> _WHAT TO WORK ON_
Print the entries that appear below, exactly as written and without their pictures.

[START OF ROWS]

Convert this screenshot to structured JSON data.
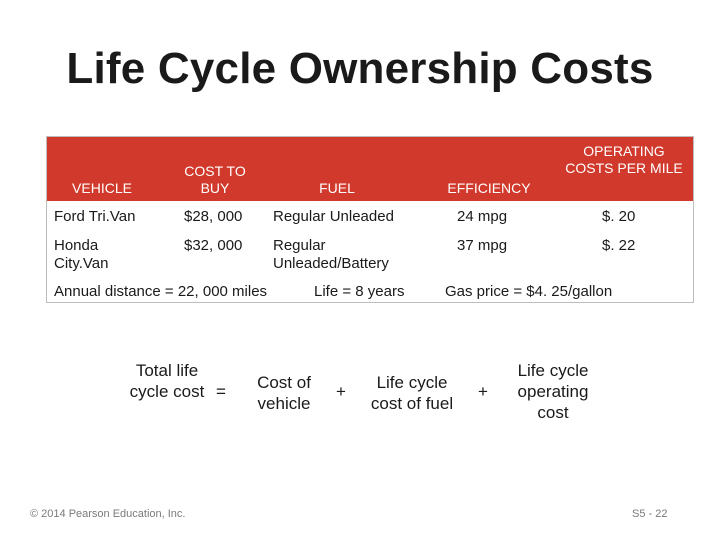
{
  "slide": {
    "title": "Life Cycle Ownership Costs",
    "accent_color": "#d0392b"
  },
  "table": {
    "headers": [
      "VEHICLE",
      "COST TO BUY",
      "FUEL",
      "EFFICIENCY",
      "OPERATING COSTS PER MILE"
    ],
    "rows": [
      [
        "Ford Tri.Van",
        "$28, 000",
        "Regular Unleaded",
        "24 mpg",
        "$. 20"
      ],
      [
        "Honda City.Van",
        "$32, 000",
        "Regular Unleaded/Battery",
        "37 mpg",
        "$. 22"
      ]
    ],
    "notes": {
      "distance": "Annual distance = 22, 000 miles",
      "life": "Life = 8 years",
      "gas": "Gas price = $4. 25/gallon"
    }
  },
  "formula": {
    "term1": "Total life cycle cost",
    "equals": "=",
    "term2": "Cost of vehicle",
    "plus1": "+",
    "term3": "Life cycle cost of fuel",
    "plus2": "+",
    "term4": "Life cycle operating cost"
  },
  "footer": {
    "copyright": "© 2014 Pearson Education, Inc.",
    "page": "S5 - 22"
  }
}
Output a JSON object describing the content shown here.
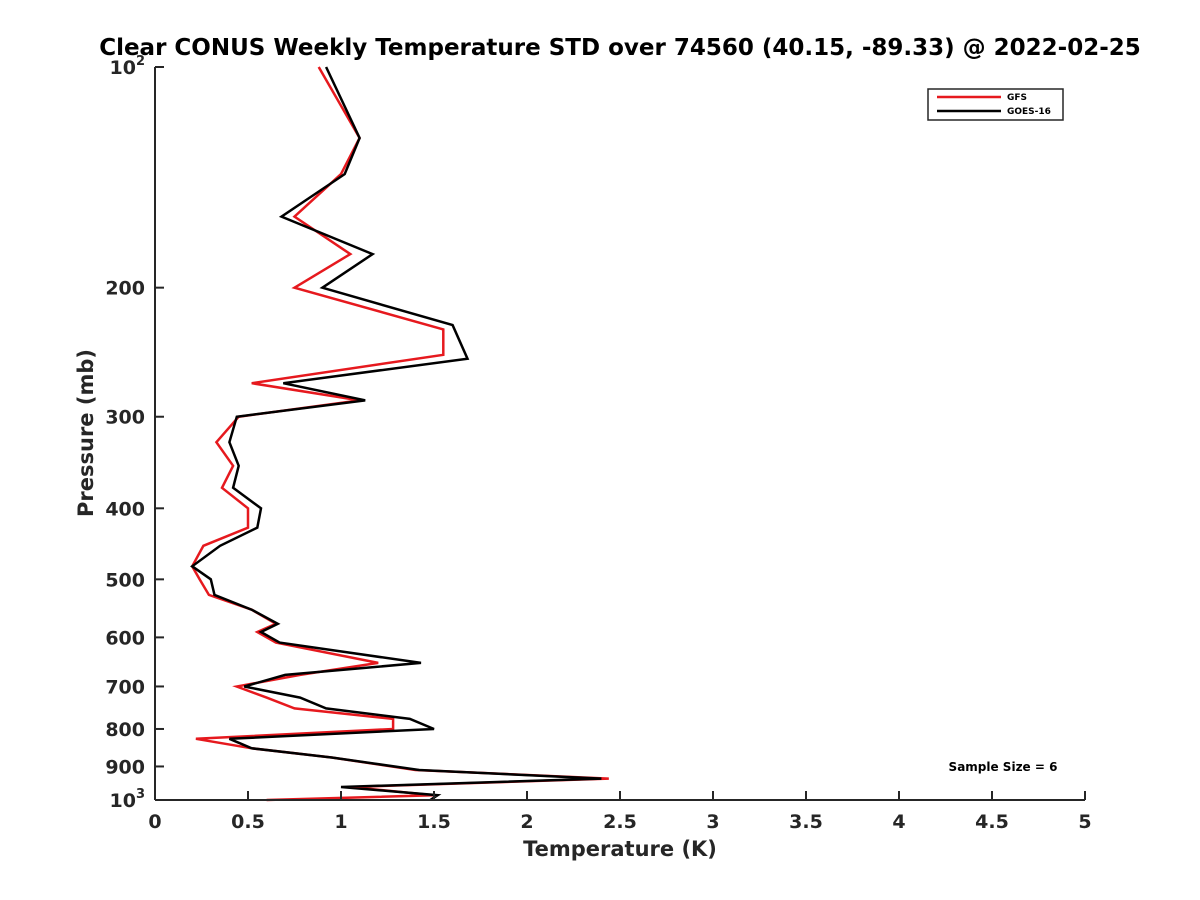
{
  "chart_data": {
    "type": "line",
    "title": "Clear CONUS Weekly Temperature STD over 74560 (40.15, -89.33) @ 2022-02-25",
    "xlabel": "Temperature (K)",
    "ylabel": "Pressure (mb)",
    "xlim": [
      0,
      5
    ],
    "ylim": [
      100,
      1000
    ],
    "y_scale": "log",
    "y_reversed": true,
    "x_ticks": [
      "0",
      "0.5",
      "1",
      "1.5",
      "2",
      "2.5",
      "3",
      "3.5",
      "4",
      "4.5",
      "5"
    ],
    "x_tick_values": [
      0,
      0.5,
      1,
      1.5,
      2,
      2.5,
      3,
      3.5,
      4,
      4.5,
      5
    ],
    "y_ticks": [
      {
        "value": 100,
        "base": "10",
        "exp": "2"
      },
      {
        "value": 200,
        "label": "200"
      },
      {
        "value": 300,
        "label": "300"
      },
      {
        "value": 400,
        "label": "400"
      },
      {
        "value": 500,
        "label": "500"
      },
      {
        "value": 600,
        "label": "600"
      },
      {
        "value": 700,
        "label": "700"
      },
      {
        "value": 800,
        "label": "800"
      },
      {
        "value": 900,
        "label": "900"
      },
      {
        "value": 1000,
        "base": "10",
        "exp": "3"
      }
    ],
    "grid": false,
    "legend_position": "top-right",
    "annotation": "Sample Size = 6",
    "series": [
      {
        "name": "GFS",
        "color": "#e6191e",
        "points": [
          [
            0.88,
            100
          ],
          [
            1.1,
            125
          ],
          [
            1.0,
            140
          ],
          [
            0.75,
            160
          ],
          [
            1.05,
            180
          ],
          [
            0.75,
            200
          ],
          [
            1.55,
            228
          ],
          [
            1.55,
            247
          ],
          [
            0.52,
            270
          ],
          [
            1.1,
            285
          ],
          [
            0.45,
            300
          ],
          [
            0.33,
            325
          ],
          [
            0.42,
            350
          ],
          [
            0.36,
            375
          ],
          [
            0.5,
            400
          ],
          [
            0.5,
            425
          ],
          [
            0.26,
            450
          ],
          [
            0.2,
            480
          ],
          [
            0.24,
            500
          ],
          [
            0.29,
            525
          ],
          [
            0.52,
            550
          ],
          [
            0.65,
            575
          ],
          [
            0.55,
            590
          ],
          [
            0.65,
            610
          ],
          [
            1.2,
            650
          ],
          [
            0.78,
            675
          ],
          [
            0.44,
            700
          ],
          [
            0.6,
            725
          ],
          [
            0.75,
            750
          ],
          [
            1.28,
            775
          ],
          [
            1.28,
            800
          ],
          [
            0.22,
            825
          ],
          [
            0.52,
            850
          ],
          [
            0.95,
            875
          ],
          [
            1.4,
            910
          ],
          [
            2.44,
            935
          ],
          [
            1.05,
            960
          ],
          [
            1.5,
            985
          ],
          [
            0.6,
            1000
          ]
        ]
      },
      {
        "name": "GOES-16",
        "color": "#000000",
        "points": [
          [
            0.92,
            100
          ],
          [
            1.1,
            125
          ],
          [
            1.02,
            140
          ],
          [
            0.68,
            160
          ],
          [
            1.17,
            180
          ],
          [
            0.9,
            200
          ],
          [
            1.6,
            225
          ],
          [
            1.68,
            250
          ],
          [
            0.69,
            270
          ],
          [
            1.13,
            285
          ],
          [
            0.44,
            300
          ],
          [
            0.4,
            325
          ],
          [
            0.45,
            350
          ],
          [
            0.42,
            375
          ],
          [
            0.57,
            400
          ],
          [
            0.55,
            425
          ],
          [
            0.35,
            450
          ],
          [
            0.2,
            480
          ],
          [
            0.3,
            500
          ],
          [
            0.32,
            525
          ],
          [
            0.52,
            550
          ],
          [
            0.66,
            575
          ],
          [
            0.57,
            590
          ],
          [
            0.67,
            610
          ],
          [
            1.43,
            650
          ],
          [
            0.7,
            675
          ],
          [
            0.48,
            700
          ],
          [
            0.78,
            725
          ],
          [
            0.92,
            750
          ],
          [
            1.37,
            775
          ],
          [
            1.5,
            800
          ],
          [
            0.4,
            825
          ],
          [
            0.52,
            850
          ],
          [
            0.95,
            875
          ],
          [
            1.42,
            910
          ],
          [
            2.4,
            935
          ],
          [
            1.0,
            960
          ],
          [
            1.52,
            985
          ],
          [
            1.48,
            1000
          ]
        ]
      }
    ]
  }
}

[END OF ROWS]

> _COMPLETED TASK_
Convert this screenshot to structured JSON data.
{
  "slide": {
    "title": "Life Cycle Ownership Costs",
    "accent_color": "#d0392b"
  },
  "table": {
    "headers": [
      "VEHICLE",
      "COST TO BUY",
      "FUEL",
      "EFFICIENCY",
      "OPERATING COSTS PER MILE"
    ],
    "rows": [
      [
        "Ford Tri.Van",
        "$28, 000",
        "Regular Unleaded",
        "24 mpg",
        "$. 20"
      ],
      [
        "Honda City.Van",
        "$32, 000",
        "Regular Unleaded/Battery",
        "37 mpg",
        "$. 22"
      ]
    ],
    "notes": {
      "distance": "Annual distance = 22, 000 miles",
      "life": "Life = 8 years",
      "gas": "Gas price = $4. 25/gallon"
    }
  },
  "formula": {
    "term1": "Total life cycle cost",
    "equals": "=",
    "term2": "Cost of vehicle",
    "plus1": "+",
    "term3": "Life cycle cost of fuel",
    "plus2": "+",
    "term4": "Life cycle operating cost"
  },
  "footer": {
    "copyright": "© 2014 Pearson Education, Inc.",
    "page": "S5 - 22"
  }
}
Output a JSON object describing the content shown here.
{
  "chart_data": {
    "type": "line",
    "title": "Clear CONUS Weekly Temperature STD over 74560 (40.15, -89.33) @ 2022-02-25",
    "xlabel": "Temperature (K)",
    "ylabel": "Pressure (mb)",
    "xlim": [
      0,
      5
    ],
    "ylim": [
      100,
      1000
    ],
    "y_scale": "log",
    "y_reversed": true,
    "x_ticks": [
      "0",
      "0.5",
      "1",
      "1.5",
      "2",
      "2.5",
      "3",
      "3.5",
      "4",
      "4.5",
      "5"
    ],
    "x_tick_values": [
      0,
      0.5,
      1,
      1.5,
      2,
      2.5,
      3,
      3.5,
      4,
      4.5,
      5
    ],
    "y_ticks": [
      {
        "value": 100,
        "base": "10",
        "exp": "2"
      },
      {
        "value": 200,
        "label": "200"
      },
      {
        "value": 300,
        "label": "300"
      },
      {
        "value": 400,
        "label": "400"
      },
      {
        "value": 500,
        "label": "500"
      },
      {
        "value": 600,
        "label": "600"
      },
      {
        "value": 700,
        "label": "700"
      },
      {
        "value": 800,
        "label": "800"
      },
      {
        "value": 900,
        "label": "900"
      },
      {
        "value": 1000,
        "base": "10",
        "exp": "3"
      }
    ],
    "grid": false,
    "legend_position": "top-right",
    "annotation": "Sample Size = 6",
    "series": [
      {
        "name": "GFS",
        "color": "#e6191e",
        "points": [
          [
            0.88,
            100
          ],
          [
            1.1,
            125
          ],
          [
            1.0,
            140
          ],
          [
            0.75,
            160
          ],
          [
            1.05,
            180
          ],
          [
            0.75,
            200
          ],
          [
            1.55,
            228
          ],
          [
            1.55,
            247
          ],
          [
            0.52,
            270
          ],
          [
            1.1,
            285
          ],
          [
            0.45,
            300
          ],
          [
            0.33,
            325
          ],
          [
            0.42,
            350
          ],
          [
            0.36,
            375
          ],
          [
            0.5,
            400
          ],
          [
            0.5,
            425
          ],
          [
            0.26,
            450
          ],
          [
            0.2,
            480
          ],
          [
            0.24,
            500
          ],
          [
            0.29,
            525
          ],
          [
            0.52,
            550
          ],
          [
            0.65,
            575
          ],
          [
            0.55,
            590
          ],
          [
            0.65,
            610
          ],
          [
            1.2,
            650
          ],
          [
            0.78,
            675
          ],
          [
            0.44,
            700
          ],
          [
            0.6,
            725
          ],
          [
            0.75,
            750
          ],
          [
            1.28,
            775
          ],
          [
            1.28,
            800
          ],
          [
            0.22,
            825
          ],
          [
            0.52,
            850
          ],
          [
            0.95,
            875
          ],
          [
            1.4,
            910
          ],
          [
            2.44,
            935
          ],
          [
            1.05,
            960
          ],
          [
            1.5,
            985
          ],
          [
            0.6,
            1000
          ]
        ]
      },
      {
        "name": "GOES-16",
        "color": "#000000",
        "points": [
          [
            0.92,
            100
          ],
          [
            1.1,
            125
          ],
          [
            1.02,
            140
          ],
          [
            0.68,
            160
          ],
          [
            1.17,
            180
          ],
          [
            0.9,
            200
          ],
          [
            1.6,
            225
          ],
          [
            1.68,
            250
          ],
          [
            0.69,
            270
          ],
          [
            1.13,
            285
          ],
          [
            0.44,
            300
          ],
          [
            0.4,
            325
          ],
          [
            0.45,
            350
          ],
          [
            0.42,
            375
          ],
          [
            0.57,
            400
          ],
          [
            0.55,
            425
          ],
          [
            0.35,
            450
          ],
          [
            0.2,
            480
          ],
          [
            0.3,
            500
          ],
          [
            0.32,
            525
          ],
          [
            0.52,
            550
          ],
          [
            0.66,
            575
          ],
          [
            0.57,
            590
          ],
          [
            0.67,
            610
          ],
          [
            1.43,
            650
          ],
          [
            0.7,
            675
          ],
          [
            0.48,
            700
          ],
          [
            0.78,
            725
          ],
          [
            0.92,
            750
          ],
          [
            1.37,
            775
          ],
          [
            1.5,
            800
          ],
          [
            0.4,
            825
          ],
          [
            0.52,
            850
          ],
          [
            0.95,
            875
          ],
          [
            1.42,
            910
          ],
          [
            2.4,
            935
          ],
          [
            1.0,
            960
          ],
          [
            1.52,
            985
          ],
          [
            1.48,
            1000
          ]
        ]
      }
    ]
  }
}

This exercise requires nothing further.